Required work: Copy out lines with the word "content" from the material that follows.

Data provided:
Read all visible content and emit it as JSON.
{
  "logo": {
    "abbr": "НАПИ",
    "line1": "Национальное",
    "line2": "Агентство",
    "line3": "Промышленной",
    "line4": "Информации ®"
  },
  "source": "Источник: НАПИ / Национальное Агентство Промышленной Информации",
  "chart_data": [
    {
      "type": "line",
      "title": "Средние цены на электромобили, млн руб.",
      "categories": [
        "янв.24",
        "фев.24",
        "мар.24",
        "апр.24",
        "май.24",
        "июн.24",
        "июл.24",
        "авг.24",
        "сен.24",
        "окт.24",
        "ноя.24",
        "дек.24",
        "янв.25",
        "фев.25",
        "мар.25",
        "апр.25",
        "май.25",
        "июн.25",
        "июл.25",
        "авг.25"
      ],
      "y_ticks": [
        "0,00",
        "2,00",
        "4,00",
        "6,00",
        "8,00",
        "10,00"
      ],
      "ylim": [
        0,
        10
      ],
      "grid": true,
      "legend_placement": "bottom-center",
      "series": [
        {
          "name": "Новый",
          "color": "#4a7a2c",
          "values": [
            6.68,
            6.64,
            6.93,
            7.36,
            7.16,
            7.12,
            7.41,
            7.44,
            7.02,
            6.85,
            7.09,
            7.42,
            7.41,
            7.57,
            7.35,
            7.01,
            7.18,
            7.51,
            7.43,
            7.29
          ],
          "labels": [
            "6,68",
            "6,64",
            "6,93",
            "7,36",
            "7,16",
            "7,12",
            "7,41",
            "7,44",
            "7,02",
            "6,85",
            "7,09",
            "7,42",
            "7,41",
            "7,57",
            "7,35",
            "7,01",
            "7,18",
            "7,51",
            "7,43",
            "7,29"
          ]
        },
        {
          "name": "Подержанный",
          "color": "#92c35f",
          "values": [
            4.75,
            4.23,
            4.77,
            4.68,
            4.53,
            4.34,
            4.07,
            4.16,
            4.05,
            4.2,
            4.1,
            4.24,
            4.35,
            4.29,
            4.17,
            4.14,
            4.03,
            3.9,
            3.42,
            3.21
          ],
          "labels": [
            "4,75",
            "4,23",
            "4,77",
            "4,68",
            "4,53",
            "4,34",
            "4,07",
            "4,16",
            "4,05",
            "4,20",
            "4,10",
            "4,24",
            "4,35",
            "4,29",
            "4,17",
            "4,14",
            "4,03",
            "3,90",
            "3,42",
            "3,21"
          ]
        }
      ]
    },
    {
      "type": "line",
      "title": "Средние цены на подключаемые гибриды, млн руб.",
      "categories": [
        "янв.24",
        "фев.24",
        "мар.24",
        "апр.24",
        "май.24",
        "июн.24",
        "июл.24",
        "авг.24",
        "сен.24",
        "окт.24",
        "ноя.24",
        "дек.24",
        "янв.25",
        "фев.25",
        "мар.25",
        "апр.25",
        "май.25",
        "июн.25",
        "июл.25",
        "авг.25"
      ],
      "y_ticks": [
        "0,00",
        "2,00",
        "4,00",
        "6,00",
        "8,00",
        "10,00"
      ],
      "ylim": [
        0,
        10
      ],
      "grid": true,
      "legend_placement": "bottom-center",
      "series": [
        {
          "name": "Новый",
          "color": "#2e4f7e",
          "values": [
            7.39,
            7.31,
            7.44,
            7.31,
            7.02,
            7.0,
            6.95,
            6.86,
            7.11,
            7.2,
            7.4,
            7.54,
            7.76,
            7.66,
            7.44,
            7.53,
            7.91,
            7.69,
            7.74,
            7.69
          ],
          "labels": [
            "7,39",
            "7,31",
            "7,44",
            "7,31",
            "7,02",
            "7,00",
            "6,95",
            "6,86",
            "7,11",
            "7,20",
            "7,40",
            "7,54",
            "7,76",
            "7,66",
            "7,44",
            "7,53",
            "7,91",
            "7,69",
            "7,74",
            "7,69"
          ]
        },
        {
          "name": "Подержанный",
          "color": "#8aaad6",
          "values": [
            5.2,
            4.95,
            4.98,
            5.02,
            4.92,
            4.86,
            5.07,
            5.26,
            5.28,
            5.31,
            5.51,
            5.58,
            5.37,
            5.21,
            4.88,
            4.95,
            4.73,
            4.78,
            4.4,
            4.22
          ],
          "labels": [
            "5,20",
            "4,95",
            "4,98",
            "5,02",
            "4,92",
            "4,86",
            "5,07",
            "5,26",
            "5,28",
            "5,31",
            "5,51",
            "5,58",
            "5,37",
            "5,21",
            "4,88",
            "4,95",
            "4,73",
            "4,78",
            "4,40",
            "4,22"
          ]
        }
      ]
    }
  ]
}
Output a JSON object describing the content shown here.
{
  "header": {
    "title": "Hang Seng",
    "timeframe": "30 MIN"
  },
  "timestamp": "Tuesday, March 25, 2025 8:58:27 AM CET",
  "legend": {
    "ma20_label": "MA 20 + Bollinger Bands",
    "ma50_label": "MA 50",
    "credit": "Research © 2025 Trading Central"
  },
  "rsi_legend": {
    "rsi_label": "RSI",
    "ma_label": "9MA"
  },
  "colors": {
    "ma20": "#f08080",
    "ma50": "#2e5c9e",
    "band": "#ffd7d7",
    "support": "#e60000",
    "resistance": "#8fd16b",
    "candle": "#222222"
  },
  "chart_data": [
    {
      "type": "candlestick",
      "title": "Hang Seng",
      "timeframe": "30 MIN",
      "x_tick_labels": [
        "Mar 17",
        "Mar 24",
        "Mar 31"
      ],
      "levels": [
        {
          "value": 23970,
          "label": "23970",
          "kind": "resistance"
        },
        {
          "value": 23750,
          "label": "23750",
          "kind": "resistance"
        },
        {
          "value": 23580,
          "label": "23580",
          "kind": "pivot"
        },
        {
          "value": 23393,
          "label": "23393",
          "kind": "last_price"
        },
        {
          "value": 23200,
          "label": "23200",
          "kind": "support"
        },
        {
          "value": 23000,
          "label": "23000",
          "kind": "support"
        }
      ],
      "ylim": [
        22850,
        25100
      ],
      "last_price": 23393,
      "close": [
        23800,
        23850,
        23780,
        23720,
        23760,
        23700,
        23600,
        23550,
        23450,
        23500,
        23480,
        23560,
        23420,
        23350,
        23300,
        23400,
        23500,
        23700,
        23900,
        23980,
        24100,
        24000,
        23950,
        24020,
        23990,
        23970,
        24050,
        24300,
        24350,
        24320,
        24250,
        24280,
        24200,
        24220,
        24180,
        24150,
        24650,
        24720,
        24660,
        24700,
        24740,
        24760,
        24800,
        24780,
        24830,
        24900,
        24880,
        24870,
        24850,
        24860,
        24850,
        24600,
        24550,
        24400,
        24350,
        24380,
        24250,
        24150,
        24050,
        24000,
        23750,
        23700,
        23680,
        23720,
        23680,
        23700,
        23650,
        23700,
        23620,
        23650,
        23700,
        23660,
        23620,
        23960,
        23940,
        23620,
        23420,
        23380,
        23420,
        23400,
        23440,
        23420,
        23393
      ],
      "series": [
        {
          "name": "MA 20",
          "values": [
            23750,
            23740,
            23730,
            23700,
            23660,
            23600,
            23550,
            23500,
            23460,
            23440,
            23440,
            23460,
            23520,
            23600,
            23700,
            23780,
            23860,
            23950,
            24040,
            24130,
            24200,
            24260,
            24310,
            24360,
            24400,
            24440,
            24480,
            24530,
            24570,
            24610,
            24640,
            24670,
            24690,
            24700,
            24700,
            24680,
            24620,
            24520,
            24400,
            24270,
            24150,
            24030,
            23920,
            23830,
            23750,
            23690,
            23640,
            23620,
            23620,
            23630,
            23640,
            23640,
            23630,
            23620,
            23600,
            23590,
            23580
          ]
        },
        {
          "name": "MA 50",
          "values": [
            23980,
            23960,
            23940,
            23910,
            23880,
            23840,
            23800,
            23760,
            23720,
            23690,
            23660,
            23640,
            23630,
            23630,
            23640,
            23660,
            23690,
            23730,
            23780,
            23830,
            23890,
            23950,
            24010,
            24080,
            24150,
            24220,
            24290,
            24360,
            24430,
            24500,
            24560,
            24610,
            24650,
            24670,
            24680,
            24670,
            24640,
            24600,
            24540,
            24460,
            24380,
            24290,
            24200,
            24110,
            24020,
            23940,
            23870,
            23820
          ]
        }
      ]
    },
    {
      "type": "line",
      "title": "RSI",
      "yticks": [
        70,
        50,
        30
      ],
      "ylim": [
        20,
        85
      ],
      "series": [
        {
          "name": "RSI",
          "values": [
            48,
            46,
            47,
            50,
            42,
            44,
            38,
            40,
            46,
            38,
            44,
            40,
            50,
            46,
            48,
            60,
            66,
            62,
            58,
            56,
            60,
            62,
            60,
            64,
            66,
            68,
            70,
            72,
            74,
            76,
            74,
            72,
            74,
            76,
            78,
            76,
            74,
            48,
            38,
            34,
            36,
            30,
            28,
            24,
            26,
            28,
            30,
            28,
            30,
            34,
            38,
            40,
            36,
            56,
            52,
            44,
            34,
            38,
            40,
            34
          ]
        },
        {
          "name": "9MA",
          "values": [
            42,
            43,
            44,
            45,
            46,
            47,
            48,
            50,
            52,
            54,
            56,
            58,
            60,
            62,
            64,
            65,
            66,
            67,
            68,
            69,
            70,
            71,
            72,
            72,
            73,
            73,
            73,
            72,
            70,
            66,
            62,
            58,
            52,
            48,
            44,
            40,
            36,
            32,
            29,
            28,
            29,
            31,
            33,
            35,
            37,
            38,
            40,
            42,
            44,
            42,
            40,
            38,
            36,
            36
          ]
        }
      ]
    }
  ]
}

Written response:
Read all visible content and emit it as JSON.
Output a JSON object describing the content shown here.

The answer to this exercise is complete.